§ **WRITTEN TASK**: Copy nothing but the text: reproduce each line of the listing exactly and leave the pictures out.

§ **DATA SECTION**:
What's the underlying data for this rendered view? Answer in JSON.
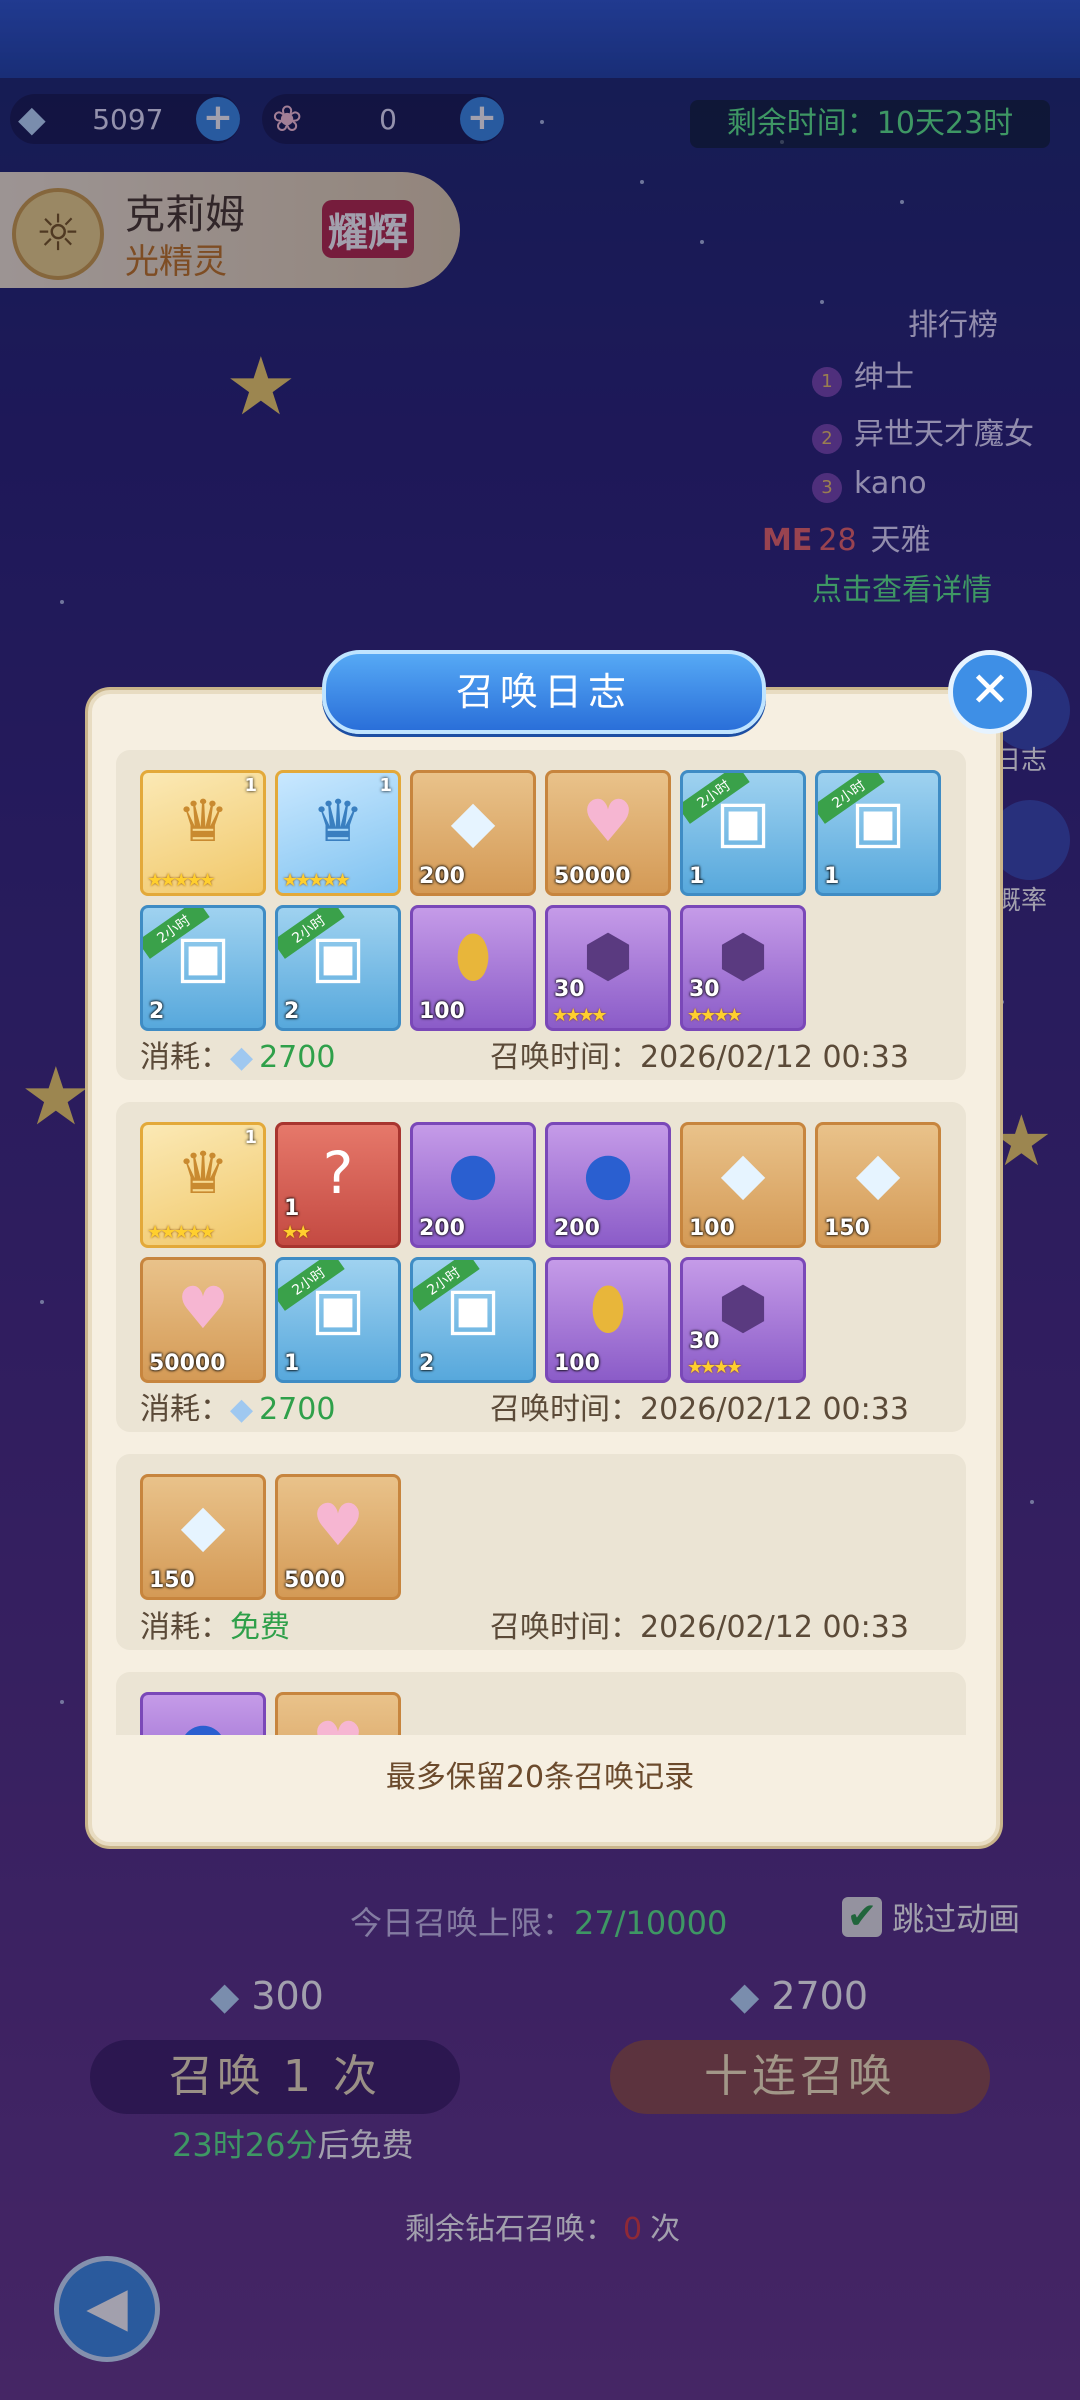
{
  "top": {
    "diamond_count": "5097",
    "flower_count": "0",
    "remaining_time": "剩余时间：10天23时"
  },
  "hero": {
    "name": "克莉姆",
    "element": "光精灵",
    "badge": "耀辉"
  },
  "ranking": {
    "title": "排行榜",
    "entries": [
      {
        "rank": "1",
        "name": "绅士"
      },
      {
        "rank": "2",
        "name": "异世天才魔女"
      },
      {
        "rank": "3",
        "name": "kano"
      }
    ],
    "me_label": "ME",
    "me_rank": "28",
    "me_name": "天雅",
    "detail_link": "点击查看详情"
  },
  "side": {
    "log": "日志",
    "rate": "概率"
  },
  "bottom": {
    "daily_limit": "今日召唤上限：",
    "daily_limit_value": "27/10000",
    "skip_anim": "跳过动画",
    "cost_single": "300",
    "cost_ten": "2700",
    "summon_once": "召唤 1 次",
    "summon_ten": "十连召唤",
    "free_timer": "23时26分",
    "free_suffix": "后免费",
    "remaining_diamond": "剩余钻石召唤：",
    "remaining_diamond_value": "0",
    "remaining_suffix": "次"
  },
  "dialog": {
    "title": "召唤日志",
    "cost_label": "消耗：",
    "time_label": "召唤时间：",
    "note": "最多保留20条召唤记录",
    "records": [
      {
        "cost": "2700",
        "time": "2026/02/12 00:33",
        "items": [
          {
            "kind": "hero",
            "qty": "1",
            "stars": "★★★★★"
          },
          {
            "kind": "hero2",
            "qty": "1",
            "stars": "★★★★★"
          },
          {
            "kind": "gem",
            "qty": "200"
          },
          {
            "kind": "exp",
            "qty": "50000"
          },
          {
            "kind": "chest",
            "qty": "1",
            "tag": "2小时"
          },
          {
            "kind": "chest",
            "qty": "1",
            "tag": "2小时"
          },
          {
            "kind": "chest",
            "qty": "2",
            "tag": "2小时"
          },
          {
            "kind": "chest",
            "qty": "2",
            "tag": "2小时"
          },
          {
            "kind": "egg",
            "qty": "100"
          },
          {
            "kind": "shard",
            "qty": "30",
            "stars": "★★★★"
          },
          {
            "kind": "shard",
            "qty": "30",
            "stars": "★★★★"
          }
        ]
      },
      {
        "cost": "2700",
        "time": "2026/02/12 00:33",
        "items": [
          {
            "kind": "hero",
            "qty": "1",
            "stars": "★★★★★"
          },
          {
            "kind": "box",
            "qty": "1",
            "stars": "★★"
          },
          {
            "kind": "orb",
            "qty": "200"
          },
          {
            "kind": "orb",
            "qty": "200"
          },
          {
            "kind": "gem",
            "qty": "100"
          },
          {
            "kind": "gem",
            "qty": "150"
          },
          {
            "kind": "exp",
            "qty": "50000"
          },
          {
            "kind": "chest",
            "qty": "1",
            "tag": "2小时"
          },
          {
            "kind": "chest",
            "qty": "2",
            "tag": "2小时"
          },
          {
            "kind": "egg",
            "qty": "100"
          },
          {
            "kind": "shard",
            "qty": "30",
            "stars": "★★★★"
          }
        ]
      },
      {
        "cost": "免费",
        "time": "2026/02/12 00:33",
        "items": [
          {
            "kind": "gem",
            "qty": "150"
          },
          {
            "kind": "exp",
            "qty": "5000"
          }
        ]
      }
    ]
  }
}
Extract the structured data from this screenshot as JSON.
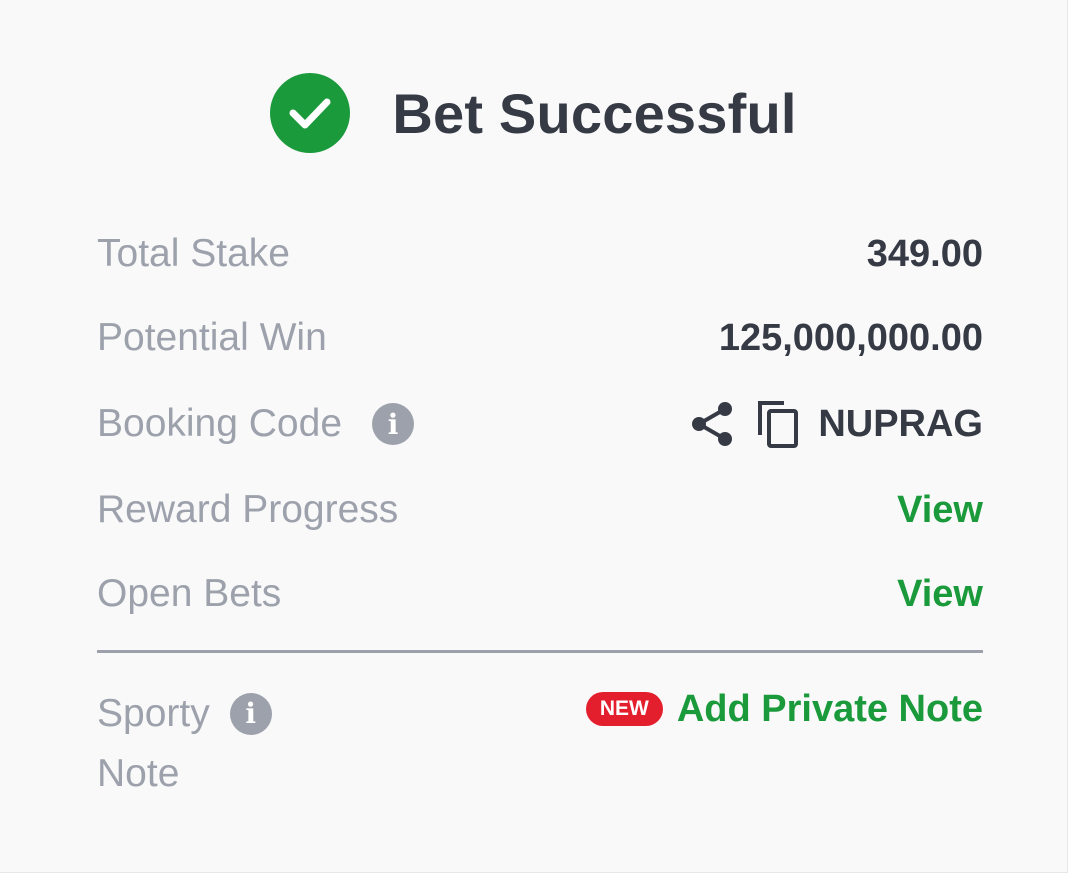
{
  "header": {
    "title": "Bet Successful",
    "icon": "check-circle-icon",
    "accent_color": "#1b9a3c"
  },
  "rows": {
    "total_stake": {
      "label": "Total Stake",
      "value": "349.00"
    },
    "potential_win": {
      "label": "Potential Win",
      "value": "125,000,000.00"
    },
    "booking_code": {
      "label": "Booking Code",
      "value": "NUPRAG"
    },
    "reward_progress": {
      "label": "Reward Progress",
      "action": "View"
    },
    "open_bets": {
      "label": "Open Bets",
      "action": "View"
    }
  },
  "note": {
    "label_line1": "Sporty",
    "label_line2": "Note",
    "badge": "NEW",
    "badge_color": "#e41f2d",
    "action": "Add Private Note"
  },
  "icons": {
    "info": "info-icon",
    "share": "share-icon",
    "copy": "copy-icon"
  }
}
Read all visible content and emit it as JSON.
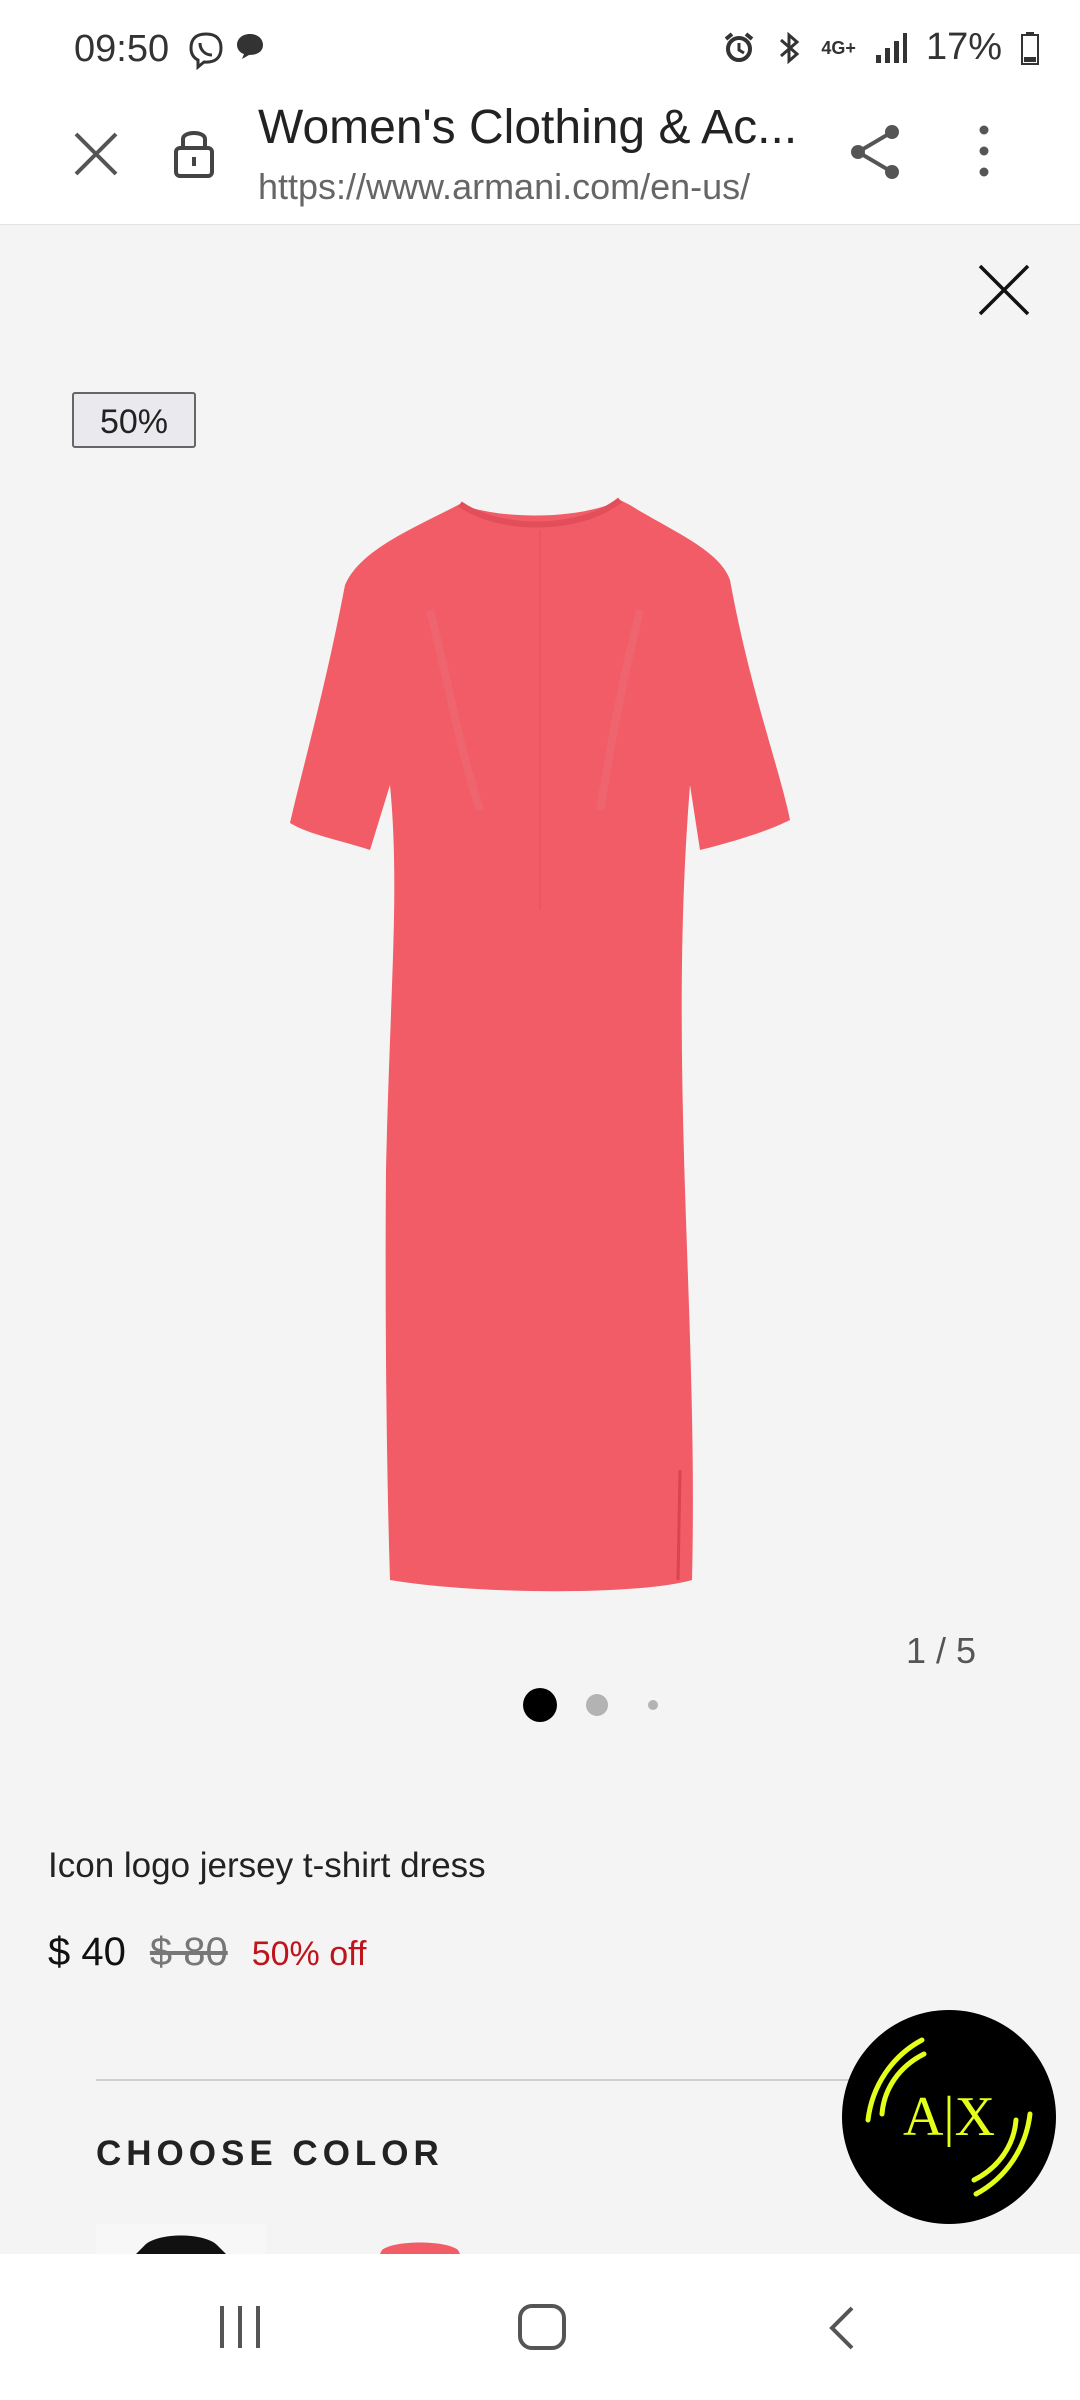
{
  "status_bar": {
    "time": "09:50",
    "battery": "17%",
    "network": "4G+"
  },
  "browser": {
    "title": "Women's Clothing & Ac...",
    "url": "https://www.armani.com/en-us/"
  },
  "product": {
    "discount_badge": "50%",
    "image_counter": "1 / 5",
    "name": "Icon logo jersey t-shirt dress",
    "price_current": "$ 40",
    "price_original": "$ 80",
    "price_discount": "50% off",
    "choose_color_label": "CHOOSE COLOR",
    "gallery": {
      "current": 1,
      "total": 5,
      "dots": 3,
      "active_dot": 0
    }
  },
  "brand_badge": {
    "text": "A|X"
  },
  "colors": {
    "accent_sale": "#c0141c",
    "dress": "#f25c67",
    "badge_glow": "#e4ff1a"
  }
}
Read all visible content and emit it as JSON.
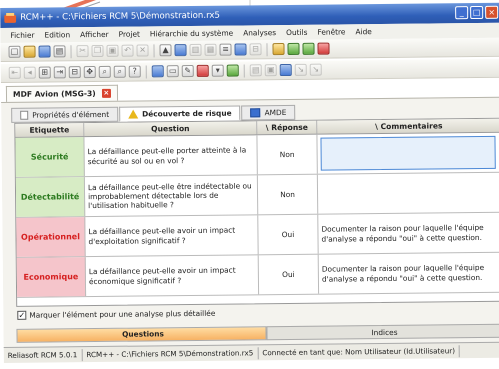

§ **RESPONSE**:
What's the underlying data for this rendered view? Answer in JSON.
{
  "top": {
    "diamond_count": "5097",
    "flower_count": "0",
    "remaining_time": "剩余时间：10天23时"
  },
  "hero": {
    "name": "克莉姆",
    "element": "光精灵",
    "badge": "耀辉"
  },
  "ranking": {
    "title": "排行榜",
    "entries": [
      {
        "rank": "1",
        "name": "绅士"
      },
      {
        "rank": "2",
        "name": "异世天才魔女"
      },
      {
        "rank": "3",
        "name": "kano"
      }
    ],
    "me_label": "ME",
    "me_rank": "28",
    "me_name": "天雅",
    "detail_link": "点击查看详情"
  },
  "side": {
    "log": "日志",
    "rate": "概率"
  },
  "bottom": {
    "daily_limit": "今日召唤上限：",
    "daily_limit_value": "27/10000",
    "skip_anim": "跳过动画",
    "cost_single": "300",
    "cost_ten": "2700",
    "summon_once": "召唤 1 次",
    "summon_ten": "十连召唤",
    "free_timer": "23时26分",
    "free_suffix": "后免费",
    "remaining_diamond": "剩余钻石召唤：",
    "remaining_diamond_value": "0",
    "remaining_suffix": "次"
  },
  "dialog": {
    "title": "召唤日志",
    "cost_label": "消耗：",
    "time_label": "召唤时间：",
    "note": "最多保留20条召唤记录",
    "records": [
      {
        "cost": "2700",
        "time": "2026/02/12 00:33",
        "items": [
          {
            "kind": "hero",
            "qty": "1",
            "stars": "★★★★★"
          },
          {
            "kind": "hero2",
            "qty": "1",
            "stars": "★★★★★"
          },
          {
            "kind": "gem",
            "qty": "200"
          },
          {
            "kind": "exp",
            "qty": "50000"
          },
          {
            "kind": "chest",
            "qty": "1",
            "tag": "2小时"
          },
          {
            "kind": "chest",
            "qty": "1",
            "tag": "2小时"
          },
          {
            "kind": "chest",
            "qty": "2",
            "tag": "2小时"
          },
          {
            "kind": "chest",
            "qty": "2",
            "tag": "2小时"
          },
          {
            "kind": "egg",
            "qty": "100"
          },
          {
            "kind": "shard",
            "qty": "30",
            "stars": "★★★★"
          },
          {
            "kind": "shard",
            "qty": "30",
            "stars": "★★★★"
          }
        ]
      },
      {
        "cost": "2700",
        "time": "2026/02/12 00:33",
        "items": [
          {
            "kind": "hero",
            "qty": "1",
            "stars": "★★★★★"
          },
          {
            "kind": "box",
            "qty": "1",
            "stars": "★★"
          },
          {
            "kind": "orb",
            "qty": "200"
          },
          {
            "kind": "orb",
            "qty": "200"
          },
          {
            "kind": "gem",
            "qty": "100"
          },
          {
            "kind": "gem",
            "qty": "150"
          },
          {
            "kind": "exp",
            "qty": "50000"
          },
          {
            "kind": "chest",
            "qty": "1",
            "tag": "2小时"
          },
          {
            "kind": "chest",
            "qty": "2",
            "tag": "2小时"
          },
          {
            "kind": "egg",
            "qty": "100"
          },
          {
            "kind": "shard",
            "qty": "30",
            "stars": "★★★★"
          }
        ]
      },
      {
        "cost": "免费",
        "time": "2026/02/12 00:33",
        "items": [
          {
            "kind": "gem",
            "qty": "150"
          },
          {
            "kind": "exp",
            "qty": "5000"
          }
        ]
      }
    ]
  }
}
Extract the structured data from this screenshot as JSON.
{
  "header": {
    "title": "Bet Successful",
    "icon": "check-circle-icon",
    "accent_color": "#1b9a3c"
  },
  "rows": {
    "total_stake": {
      "label": "Total Stake",
      "value": "349.00"
    },
    "potential_win": {
      "label": "Potential Win",
      "value": "125,000,000.00"
    },
    "booking_code": {
      "label": "Booking Code",
      "value": "NUPRAG"
    },
    "reward_progress": {
      "label": "Reward Progress",
      "action": "View"
    },
    "open_bets": {
      "label": "Open Bets",
      "action": "View"
    }
  },
  "note": {
    "label_line1": "Sporty",
    "label_line2": "Note",
    "badge": "NEW",
    "badge_color": "#e41f2d",
    "action": "Add Private Note"
  },
  "icons": {
    "info": "info-icon",
    "share": "share-icon",
    "copy": "copy-icon"
  }
}
Read all visible content and emit it as JSON.
{
  "status_bar": {
    "time": "09:50",
    "battery": "17%",
    "network": "4G+"
  },
  "browser": {
    "title": "Women's Clothing & Ac...",
    "url": "https://www.armani.com/en-us/"
  },
  "product": {
    "discount_badge": "50%",
    "image_counter": "1 / 5",
    "name": "Icon logo jersey t-shirt dress",
    "price_current": "$ 40",
    "price_original": "$ 80",
    "price_discount": "50% off",
    "choose_color_label": "CHOOSE COLOR",
    "gallery": {
      "current": 1,
      "total": 5,
      "dots": 3,
      "active_dot": 0
    }
  },
  "brand_badge": {
    "text": "A|X"
  },
  "colors": {
    "accent_sale": "#c0141c",
    "dress": "#f25c67",
    "badge_glow": "#e4ff1a"
  }
}
Read all visible content and emit it as JSON.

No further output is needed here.